** begin **

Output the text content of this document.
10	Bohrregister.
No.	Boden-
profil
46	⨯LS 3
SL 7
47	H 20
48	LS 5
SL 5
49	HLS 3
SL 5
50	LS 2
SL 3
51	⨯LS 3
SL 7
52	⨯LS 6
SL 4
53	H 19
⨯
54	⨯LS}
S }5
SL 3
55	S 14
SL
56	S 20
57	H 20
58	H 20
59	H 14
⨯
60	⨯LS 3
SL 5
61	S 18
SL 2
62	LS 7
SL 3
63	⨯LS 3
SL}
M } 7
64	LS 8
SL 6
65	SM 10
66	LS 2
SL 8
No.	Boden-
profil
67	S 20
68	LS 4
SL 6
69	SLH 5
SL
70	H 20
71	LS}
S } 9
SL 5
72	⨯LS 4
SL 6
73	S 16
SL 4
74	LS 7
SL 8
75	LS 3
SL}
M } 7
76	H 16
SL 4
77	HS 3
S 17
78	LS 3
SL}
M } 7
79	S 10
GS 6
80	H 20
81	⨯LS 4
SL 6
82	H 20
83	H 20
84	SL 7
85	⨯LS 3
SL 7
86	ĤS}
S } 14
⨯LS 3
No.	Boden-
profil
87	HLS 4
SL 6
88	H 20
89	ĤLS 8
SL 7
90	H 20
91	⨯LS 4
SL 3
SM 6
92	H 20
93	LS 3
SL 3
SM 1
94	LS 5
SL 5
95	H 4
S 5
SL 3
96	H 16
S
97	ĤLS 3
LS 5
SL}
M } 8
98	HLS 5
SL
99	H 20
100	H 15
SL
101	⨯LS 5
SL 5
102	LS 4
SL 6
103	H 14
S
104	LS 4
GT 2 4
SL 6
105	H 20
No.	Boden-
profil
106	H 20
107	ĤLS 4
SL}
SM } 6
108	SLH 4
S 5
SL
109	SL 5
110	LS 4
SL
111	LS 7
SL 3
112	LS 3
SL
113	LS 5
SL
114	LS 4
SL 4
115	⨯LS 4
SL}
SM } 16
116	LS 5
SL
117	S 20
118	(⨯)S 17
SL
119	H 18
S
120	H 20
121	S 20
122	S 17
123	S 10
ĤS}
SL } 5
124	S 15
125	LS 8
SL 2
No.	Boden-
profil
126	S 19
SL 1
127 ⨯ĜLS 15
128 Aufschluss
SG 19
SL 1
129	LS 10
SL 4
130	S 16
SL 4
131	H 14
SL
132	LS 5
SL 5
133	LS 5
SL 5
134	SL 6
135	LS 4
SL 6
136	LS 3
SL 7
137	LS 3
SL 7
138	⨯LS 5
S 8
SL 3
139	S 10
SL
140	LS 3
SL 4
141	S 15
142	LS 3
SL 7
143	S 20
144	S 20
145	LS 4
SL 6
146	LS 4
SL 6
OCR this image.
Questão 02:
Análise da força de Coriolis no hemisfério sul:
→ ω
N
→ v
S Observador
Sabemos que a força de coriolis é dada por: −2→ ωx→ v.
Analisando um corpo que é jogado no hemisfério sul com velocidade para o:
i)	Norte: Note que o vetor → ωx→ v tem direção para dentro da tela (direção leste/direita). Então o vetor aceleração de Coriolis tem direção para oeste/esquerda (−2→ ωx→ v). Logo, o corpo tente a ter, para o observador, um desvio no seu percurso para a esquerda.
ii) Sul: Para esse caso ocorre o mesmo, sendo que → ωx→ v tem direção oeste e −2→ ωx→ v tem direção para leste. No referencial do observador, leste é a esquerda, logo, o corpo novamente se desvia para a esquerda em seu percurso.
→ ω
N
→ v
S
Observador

** end **

◆ **TASK BRIEF**: Extract the entries above verbatim.

◆ **SOLUTION FOR THIS TASK**:
Output the text content of this document.
10	Bohrregister.
No.	Boden-
profil
46	⨯LS 3
SL 7
47	H 20
48	LS 5
SL 5
49	HLS 3
SL 5
50	LS 2
SL 3
51	⨯LS 3
SL 7
52	⨯LS 6
SL 4
53	H 19
⨯
54	⨯LS}
S }5
SL 3
55	S 14
SL
56	S 20
57	H 20
58	H 20
59	H 14
⨯
60	⨯LS 3
SL 5
61	S 18
SL 2
62	LS 7
SL 3
63	⨯LS 3
SL}
M } 7
64	LS 8
SL 6
65	SM 10
66	LS 2
SL 8
No.	Boden-
profil
67	S 20
68	LS 4
SL 6
69	SLH 5
SL
70	H 20
71	LS}
S } 9
SL 5
72	⨯LS 4
SL 6
73	S 16
SL 4
74	LS 7
SL 8
75	LS 3
SL}
M } 7
76	H 16
SL 4
77	HS 3
S 17
78	LS 3
SL}
M } 7
79	S 10
GS 6
80	H 20
81	⨯LS 4
SL 6
82	H 20
83	H 20
84	SL 7
85	⨯LS 3
SL 7
86	ĤS}
S } 14
⨯LS 3
No.	Boden-
profil
87	HLS 4
SL 6
88	H 20
89	ĤLS 8
SL 7
90	H 20
91	⨯LS 4
SL 3
SM 6
92	H 20
93	LS 3
SL 3
SM 1
94	LS 5
SL 5
95	H 4
S 5
SL 3
96	H 16
S
97	ĤLS 3
LS 5
SL}
M } 8
98	HLS 5
SL
99	H 20
100	H 15
SL
101	⨯LS 5
SL 5
102	LS 4
SL 6
103	H 14
S
104	LS 4
GT 2 4
SL 6
105	H 20
No.	Boden-
profil
106	H 20
107	ĤLS 4
SL}
SM } 6
108	SLH 4
S 5
SL
109	SL 5
110	LS 4
SL
111	LS 7
SL 3
112	LS 3
SL
113	LS 5
SL
114	LS 4
SL 4
115	⨯LS 4
SL}
SM } 16
116	LS 5
SL
117	S 20
118	(⨯)S 17
SL
119	H 18
S
120	H 20
121	S 20
122	S 17
123	S 10
ĤS}
SL } 5
124	S 15
125	LS 8
SL 2
No.	Boden-
profil
126	S 19
SL 1
127 ⨯ĜLS 15
128 Aufschluss
SG 19
SL 1
129	LS 10
SL 4
130	S 16
SL 4
131	H 14
SL
132	LS 5
SL 5
133	LS 5
SL 5
134	SL 6
135	LS 4
SL 6
136	LS 3
SL 7
137	LS 3
SL 7
138	⨯LS 5
S 8
SL 3
139	S 10
SL
140	LS 3
SL 4
141	S 15
142	LS 3
SL 7
143	S 20
144	S 20
145	LS 4
SL 6
146	LS 4
SL 6
OCR this image.
Questão 02:
Análise da força de Coriolis no hemisfério sul:
→ ω
N
→ v
S Observador
Sabemos que a força de coriolis é dada por: −2→ ωx→ v.
Analisando um corpo que é jogado no hemisfério sul com velocidade para o:
i)	Norte: Note que o vetor → ωx→ v tem direção para dentro da tela (direção leste/direita). Então o vetor aceleração de Coriolis tem direção para oeste/esquerda (−2→ ωx→ v). Logo, o corpo tente a ter, para o observador, um desvio no seu percurso para a esquerda.
ii) Sul: Para esse caso ocorre o mesmo, sendo que → ωx→ v tem direção oeste e −2→ ωx→ v tem direção para leste. No referencial do observador, leste é a esquerda, logo, o corpo novamente se desvia para a esquerda em seu percurso.
→ ω
N
→ v
S
Observador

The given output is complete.